PASSAGE -
* * *

Adam, glad you have enjoyed my work and found helpful
The problem with doing what you ask is there is no right portfolio and each portfolio should be tailored to the individual need, ability and willingness to take risk as well as each person's ability to deal with tracking variance risk and illiquidity risk.
I can suggest that the right way to address portfolio construction is to base the construction on the following principles.
An investment strategy should be based on these three core principles
First, markets are highly, though not perfectly, Efficient. That leads to the conclusion that active management is the loser’s game.
Second, if markets are efficient than you should also believe that all unique sources of risk have similar risk-adjusted returns, not similar returns, but similar risk-adjusted returns.
Third, If all unique sources of risk have similar risk-adjusted returns than Portfolios should be diversified across as many unique/independent sources of risk and return as you can identify that meet the criteria of persistence, pervasiveness, robustness to various definitions, implementability (meaning survives transactions costs) and have intuitive risk- or behavioral-based explanations that provide reasons for believing that the premium should persist in the future. We prefer risk-based explanations because risk cannot be arbitraged away, although popularity, and the resulting cash flows can reduce premiums. However, we are willing to accept behavioral explanations because there are what are called limits to arbitrage. The cost of shorting can be high and the losses are unlimited. In addition, The charters of many institutions prohibit shorting. These limits, as well as the tendency for Human Behavior to remain unchanged, allow anomalies, such as the poor performance of small growth stocks with high investment and low profitability, to persist
The problem is that most people don't understand that a 60/40 traditional portfolio has not 60% of the risk but closer to 90% and there is no logic to that if you believe in the principles I laid out, and especially if don't need liquidity, then one should load up on illiquid assets to earn the very significant illiquidity premium. IMO this is the most underutilized factor.
In recent posts, you've invited readers to suggest topics they'd like to see covered. One thing I'd find particularly valuable is a stylized taxable investment portfolio (or a few variations) constructed from the interval and other funds you've recommended. Seeing how you might combine these products in practice would be incredibly helpful.
Thanks, as always, for the consistently excellent content, Larry.
One topic that is always on my mind is the role of currency fluctuation in a portfolio. As I understand it, currency is an uncompensated risk. If one is seeking exposure a systematic risk in a foreign market, how should the allocator account for the added risk of currency fluctuation? I see a few options, here. Option 1: accept the uncompensated currency risk and move on with life (example: buy and hold AVDV, VXUS, etc.). Option 2: hedge the currency risk and accept the higher fees to do so (example: buy and hold HAWX). Option 3: hold a trend following fund that trades in currencies (by the way, is there a difference between trend following, managed futures, and "macro"?). I'm not entirely sure, myself, but if managed futures/trend is itself a compensated, systematic risk, then perhaps this is the optimal way to offset the uncompensated risk of holding foreign assets.

* * *

RAW DATA -

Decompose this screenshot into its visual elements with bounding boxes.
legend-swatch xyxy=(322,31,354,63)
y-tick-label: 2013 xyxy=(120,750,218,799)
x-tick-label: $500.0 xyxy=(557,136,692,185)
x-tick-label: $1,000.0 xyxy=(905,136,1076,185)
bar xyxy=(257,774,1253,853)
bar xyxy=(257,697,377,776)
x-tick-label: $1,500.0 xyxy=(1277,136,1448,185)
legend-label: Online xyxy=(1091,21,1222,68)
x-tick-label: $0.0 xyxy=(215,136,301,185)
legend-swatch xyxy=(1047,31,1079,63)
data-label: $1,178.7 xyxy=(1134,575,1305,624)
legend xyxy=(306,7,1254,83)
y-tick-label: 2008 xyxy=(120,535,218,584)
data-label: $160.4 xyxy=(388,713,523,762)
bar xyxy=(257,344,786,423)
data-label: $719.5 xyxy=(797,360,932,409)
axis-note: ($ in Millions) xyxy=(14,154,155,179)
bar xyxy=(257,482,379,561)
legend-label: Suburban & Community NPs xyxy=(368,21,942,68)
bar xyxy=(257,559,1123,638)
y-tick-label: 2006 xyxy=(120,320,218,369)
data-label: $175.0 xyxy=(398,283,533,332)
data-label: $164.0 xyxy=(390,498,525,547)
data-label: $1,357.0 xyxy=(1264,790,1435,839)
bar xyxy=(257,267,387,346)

* * *

SET TASKS -
• A. In the portfolio discussion, write out everything from "In recent posts, you've" down to "be incredibly helpful.", replacing "topics" with "subjects".
• B. Translate this sentence from the portfolio discussion into Spanish: "The cost of shorting can be high and the losses are unlimited."

PER-TASK OUTPUTS -
• A.
In recent posts, you've invited readers to suggest subjects they'd like to see covered. One thing I'd find particularly valuable is a stylized taxable investment portfolio (or a few variations) constructed from the interval and other funds you've recommended. Seeing how you might combine these products in practice would be incredibly helpful.

• B. El costo de vender en corto puede ser alto y las pérdidas son ilimitadas.